Work to complete —
Give back the full listing, character for character, with no pictures.
— Start Input —
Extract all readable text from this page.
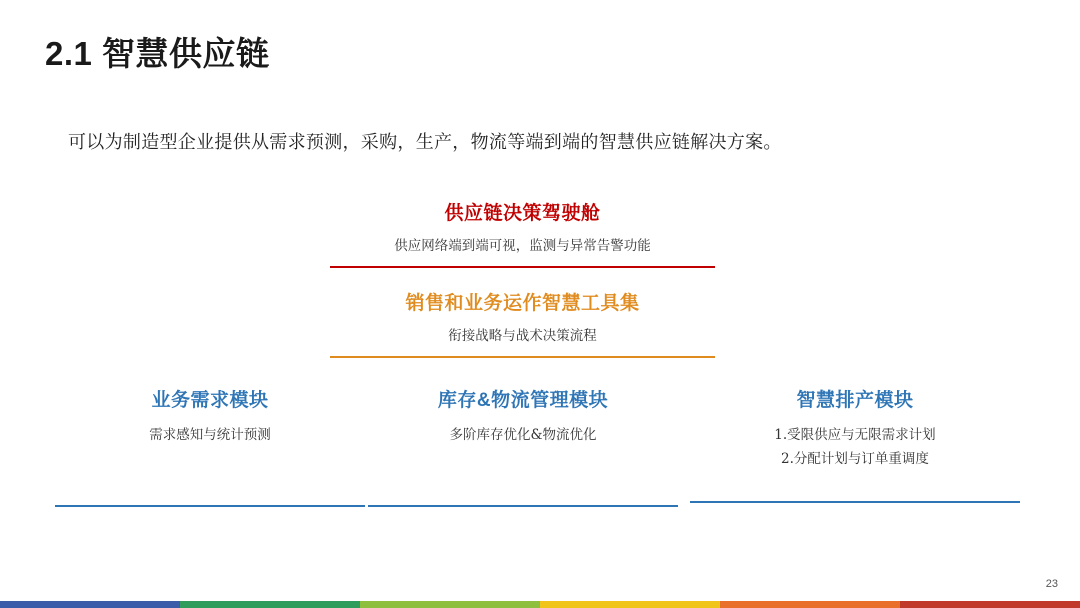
2.1 智慧供应链
可以为制造型企业提供从需求预测，采购，生产，物流等端到端的智慧供应链解决方案。
供应链决策驾驶舱
供应网络端到端可视，监测与异常告警功能
销售和业务运作智慧工具集
衔接战略与战术决策流程
业务需求模块
需求感知与统计预测
库存&物流管理模块
多阶库存优化&物流优化
智慧排产模块
1.受限供应与无限需求计划
2.分配计划与订单重调度
23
— End Input —
Result of the task —
Extract all readable text from this page.
2.1 智慧供应链
可以为制造型企业提供从需求预测，采购，生产，物流等端到端的智慧供应链解决方案。
供应链决策驾驶舱
供应网络端到端可视，监测与异常告警功能
销售和业务运作智慧工具集
衔接战略与战术决策流程
业务需求模块
需求感知与统计预测
库存&物流管理模块
多阶库存优化&物流优化
智慧排产模块
1.受限供应与无限需求计划
2.分配计划与订单重调度
23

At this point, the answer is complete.